(Layout annotation data)

----------------

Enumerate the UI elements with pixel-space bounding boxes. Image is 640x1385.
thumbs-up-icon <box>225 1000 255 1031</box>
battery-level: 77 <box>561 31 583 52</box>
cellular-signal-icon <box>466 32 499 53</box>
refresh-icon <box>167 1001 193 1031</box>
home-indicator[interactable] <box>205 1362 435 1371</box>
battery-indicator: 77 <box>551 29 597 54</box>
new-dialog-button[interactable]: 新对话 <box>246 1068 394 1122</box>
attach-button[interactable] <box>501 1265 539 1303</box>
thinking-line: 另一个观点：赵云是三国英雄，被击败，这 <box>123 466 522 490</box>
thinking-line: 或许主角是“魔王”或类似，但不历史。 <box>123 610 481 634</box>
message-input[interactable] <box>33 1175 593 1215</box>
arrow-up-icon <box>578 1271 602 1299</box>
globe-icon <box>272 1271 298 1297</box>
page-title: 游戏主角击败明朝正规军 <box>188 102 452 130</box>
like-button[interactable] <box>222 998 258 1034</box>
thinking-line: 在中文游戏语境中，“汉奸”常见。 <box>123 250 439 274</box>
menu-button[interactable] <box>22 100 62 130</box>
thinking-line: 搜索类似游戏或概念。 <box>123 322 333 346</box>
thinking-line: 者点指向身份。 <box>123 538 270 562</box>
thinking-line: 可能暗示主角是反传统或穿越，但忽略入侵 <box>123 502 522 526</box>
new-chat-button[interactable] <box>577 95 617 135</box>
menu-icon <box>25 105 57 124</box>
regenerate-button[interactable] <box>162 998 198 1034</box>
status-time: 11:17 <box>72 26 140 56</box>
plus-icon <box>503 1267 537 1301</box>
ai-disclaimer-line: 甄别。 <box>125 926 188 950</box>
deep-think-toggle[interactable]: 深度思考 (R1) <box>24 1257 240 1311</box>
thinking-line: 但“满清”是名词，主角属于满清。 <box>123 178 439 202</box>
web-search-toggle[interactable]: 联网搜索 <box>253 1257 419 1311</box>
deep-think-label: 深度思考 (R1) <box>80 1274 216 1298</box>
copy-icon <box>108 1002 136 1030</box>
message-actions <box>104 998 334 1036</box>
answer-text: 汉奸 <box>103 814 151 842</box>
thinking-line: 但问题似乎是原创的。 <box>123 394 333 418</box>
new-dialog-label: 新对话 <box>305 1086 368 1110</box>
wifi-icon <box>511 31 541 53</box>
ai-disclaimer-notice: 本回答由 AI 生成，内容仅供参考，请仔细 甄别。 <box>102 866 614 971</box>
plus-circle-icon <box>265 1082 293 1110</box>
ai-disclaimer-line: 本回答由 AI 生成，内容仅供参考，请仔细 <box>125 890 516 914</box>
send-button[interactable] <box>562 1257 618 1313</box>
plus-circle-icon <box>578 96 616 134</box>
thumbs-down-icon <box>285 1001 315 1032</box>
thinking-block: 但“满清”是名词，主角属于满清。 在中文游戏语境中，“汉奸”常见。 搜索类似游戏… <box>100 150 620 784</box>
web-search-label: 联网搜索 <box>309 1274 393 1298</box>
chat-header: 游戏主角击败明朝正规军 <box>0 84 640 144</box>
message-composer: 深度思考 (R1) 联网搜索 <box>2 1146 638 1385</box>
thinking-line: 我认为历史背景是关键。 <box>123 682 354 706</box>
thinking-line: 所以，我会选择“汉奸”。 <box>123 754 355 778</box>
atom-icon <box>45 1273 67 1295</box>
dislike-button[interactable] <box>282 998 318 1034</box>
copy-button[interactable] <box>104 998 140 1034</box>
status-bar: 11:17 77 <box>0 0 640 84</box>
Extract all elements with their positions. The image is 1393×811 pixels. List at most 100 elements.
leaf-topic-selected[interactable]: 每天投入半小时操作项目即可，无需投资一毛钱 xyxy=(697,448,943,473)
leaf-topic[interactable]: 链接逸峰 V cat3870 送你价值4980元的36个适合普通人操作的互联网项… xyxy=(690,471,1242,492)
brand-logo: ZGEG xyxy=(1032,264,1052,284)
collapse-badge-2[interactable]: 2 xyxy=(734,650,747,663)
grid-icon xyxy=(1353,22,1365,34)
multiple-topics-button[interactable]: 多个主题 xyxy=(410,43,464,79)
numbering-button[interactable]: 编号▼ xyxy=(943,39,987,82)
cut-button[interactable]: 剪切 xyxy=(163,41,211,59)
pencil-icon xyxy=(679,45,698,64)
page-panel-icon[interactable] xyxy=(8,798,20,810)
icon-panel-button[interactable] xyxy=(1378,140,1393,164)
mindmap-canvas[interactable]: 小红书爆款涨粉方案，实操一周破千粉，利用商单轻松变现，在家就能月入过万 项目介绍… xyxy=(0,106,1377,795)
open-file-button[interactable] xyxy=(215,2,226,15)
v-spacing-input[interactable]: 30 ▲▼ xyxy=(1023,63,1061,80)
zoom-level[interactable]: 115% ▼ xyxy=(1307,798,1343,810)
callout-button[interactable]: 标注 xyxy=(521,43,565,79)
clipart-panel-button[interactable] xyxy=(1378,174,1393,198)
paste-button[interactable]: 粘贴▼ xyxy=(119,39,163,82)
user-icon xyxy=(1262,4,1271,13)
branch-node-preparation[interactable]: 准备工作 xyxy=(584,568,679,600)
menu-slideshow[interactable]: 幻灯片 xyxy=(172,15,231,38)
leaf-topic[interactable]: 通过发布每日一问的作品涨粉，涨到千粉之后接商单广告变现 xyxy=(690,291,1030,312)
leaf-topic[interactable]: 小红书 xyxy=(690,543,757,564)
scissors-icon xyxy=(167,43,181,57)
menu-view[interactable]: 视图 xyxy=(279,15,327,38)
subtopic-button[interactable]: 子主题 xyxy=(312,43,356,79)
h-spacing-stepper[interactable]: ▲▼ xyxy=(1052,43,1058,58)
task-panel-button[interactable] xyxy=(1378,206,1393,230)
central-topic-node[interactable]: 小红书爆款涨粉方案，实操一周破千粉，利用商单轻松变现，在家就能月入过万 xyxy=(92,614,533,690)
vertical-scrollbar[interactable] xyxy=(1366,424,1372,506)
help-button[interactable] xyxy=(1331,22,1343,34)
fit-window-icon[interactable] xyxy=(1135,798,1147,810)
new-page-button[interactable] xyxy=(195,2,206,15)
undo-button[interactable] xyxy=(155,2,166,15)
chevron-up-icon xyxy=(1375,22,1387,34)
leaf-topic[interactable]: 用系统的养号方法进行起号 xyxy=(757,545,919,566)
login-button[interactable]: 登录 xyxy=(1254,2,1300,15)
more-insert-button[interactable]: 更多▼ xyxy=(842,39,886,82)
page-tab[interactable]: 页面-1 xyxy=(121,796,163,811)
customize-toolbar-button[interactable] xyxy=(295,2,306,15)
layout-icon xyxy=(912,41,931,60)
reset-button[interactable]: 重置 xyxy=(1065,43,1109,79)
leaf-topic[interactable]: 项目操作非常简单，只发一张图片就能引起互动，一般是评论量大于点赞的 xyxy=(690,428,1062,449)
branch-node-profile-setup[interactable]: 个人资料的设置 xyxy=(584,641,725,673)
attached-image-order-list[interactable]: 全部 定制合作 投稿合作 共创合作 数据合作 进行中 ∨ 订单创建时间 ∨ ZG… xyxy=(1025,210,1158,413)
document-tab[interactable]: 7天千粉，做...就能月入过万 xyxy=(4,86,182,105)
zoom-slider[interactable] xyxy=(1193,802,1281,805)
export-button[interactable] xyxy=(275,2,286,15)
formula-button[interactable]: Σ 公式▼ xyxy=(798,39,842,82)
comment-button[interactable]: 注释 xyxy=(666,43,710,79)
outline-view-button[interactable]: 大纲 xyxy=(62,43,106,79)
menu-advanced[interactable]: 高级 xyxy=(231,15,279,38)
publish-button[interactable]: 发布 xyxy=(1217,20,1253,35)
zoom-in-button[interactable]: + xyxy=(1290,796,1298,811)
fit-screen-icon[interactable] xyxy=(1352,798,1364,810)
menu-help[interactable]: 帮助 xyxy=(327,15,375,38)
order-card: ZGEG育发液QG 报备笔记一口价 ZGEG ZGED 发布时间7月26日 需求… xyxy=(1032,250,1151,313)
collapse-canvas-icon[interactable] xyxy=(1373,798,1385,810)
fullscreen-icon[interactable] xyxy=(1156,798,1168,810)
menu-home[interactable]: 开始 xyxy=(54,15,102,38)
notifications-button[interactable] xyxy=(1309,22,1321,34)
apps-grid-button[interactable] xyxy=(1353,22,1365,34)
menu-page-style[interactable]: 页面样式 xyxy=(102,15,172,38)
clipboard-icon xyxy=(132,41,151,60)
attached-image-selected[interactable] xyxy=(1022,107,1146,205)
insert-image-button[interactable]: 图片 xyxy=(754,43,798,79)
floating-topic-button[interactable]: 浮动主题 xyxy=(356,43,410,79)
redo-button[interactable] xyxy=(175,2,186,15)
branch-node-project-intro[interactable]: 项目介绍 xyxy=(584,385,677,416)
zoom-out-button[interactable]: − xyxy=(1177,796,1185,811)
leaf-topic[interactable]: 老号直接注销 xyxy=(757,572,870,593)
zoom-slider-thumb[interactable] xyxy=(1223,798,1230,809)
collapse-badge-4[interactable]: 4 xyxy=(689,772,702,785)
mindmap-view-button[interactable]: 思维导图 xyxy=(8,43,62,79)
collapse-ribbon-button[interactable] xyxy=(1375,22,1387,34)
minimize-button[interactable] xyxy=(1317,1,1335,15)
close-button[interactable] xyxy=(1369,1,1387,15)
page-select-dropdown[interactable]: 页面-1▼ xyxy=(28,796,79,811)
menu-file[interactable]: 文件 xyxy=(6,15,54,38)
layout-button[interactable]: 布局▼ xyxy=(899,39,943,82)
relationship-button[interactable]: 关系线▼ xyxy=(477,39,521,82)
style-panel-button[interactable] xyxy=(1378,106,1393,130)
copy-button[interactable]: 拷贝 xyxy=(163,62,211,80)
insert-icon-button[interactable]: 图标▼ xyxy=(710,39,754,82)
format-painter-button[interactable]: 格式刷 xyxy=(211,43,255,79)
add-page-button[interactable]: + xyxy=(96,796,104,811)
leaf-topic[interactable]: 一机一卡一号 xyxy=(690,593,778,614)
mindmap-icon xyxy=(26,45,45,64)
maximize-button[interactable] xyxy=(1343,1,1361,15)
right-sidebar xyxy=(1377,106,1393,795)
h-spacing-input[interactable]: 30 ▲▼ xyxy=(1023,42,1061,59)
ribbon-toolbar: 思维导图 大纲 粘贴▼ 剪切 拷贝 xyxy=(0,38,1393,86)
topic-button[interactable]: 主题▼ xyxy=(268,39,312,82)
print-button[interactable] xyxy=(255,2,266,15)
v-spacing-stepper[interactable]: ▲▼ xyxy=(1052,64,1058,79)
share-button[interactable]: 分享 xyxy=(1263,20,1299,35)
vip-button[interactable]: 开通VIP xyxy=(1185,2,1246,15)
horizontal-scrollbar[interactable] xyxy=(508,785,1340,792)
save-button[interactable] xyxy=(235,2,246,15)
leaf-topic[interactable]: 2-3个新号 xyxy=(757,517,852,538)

----------------

Problem to work on:
Make a Markdown table with the columns "Row" and "Line" from the records, starting with the first line and going on through the line with "like-button[interactable] <box>222 998". Number each line in order and leave out any blank lines.

Expected output:
| Row | Line |
|---|---|
| 1 | Enumerate the UI elements with pixel-space bounding boxes. Image is 640x1385. |
| 2 | thumbs-up-icon <box>225 1000 255 1031</box> |
| 3 | battery-level: 77 <box>561 31 583 52</box> |
| 4 | cellular-signal-icon <box>466 32 499 53</box> |
| 5 | refresh-icon <box>167 1001 193 1031</box> |
| 6 | home-indicator[interactable] <box>205 1362 435 1371</box> |
| 7 | battery-indicator: 77 <box>551 29 597 54</box> |
| 8 | new-dialog-button[interactable]: 新对话 <box>246 1068 394 1122</box> |
| 9 | attach-button[interactable] <box>501 1265 539 1303</box> |
| 10 | thinking-line: 另一个观点：赵云是三国英雄，被击败，这 <box>123 466 522 490</box> |
| 11 | thinking-line: 或许主角是“魔王”或类似，但不历史。 <box>123 610 481 634</box> |
| 12 | message-input[interactable] <box>33 1175 593 1215</box> |
| 13 | arrow-up-icon <box>578 1271 602 1299</box> |
| 14 | globe-icon <box>272 1271 298 1297</box> |
| 15 | page-title: 游戏主角击败明朝正规军 <box>188 102 452 130</box> |
| 16 | like-button[interactable] <box>222 998 258 1034</box> |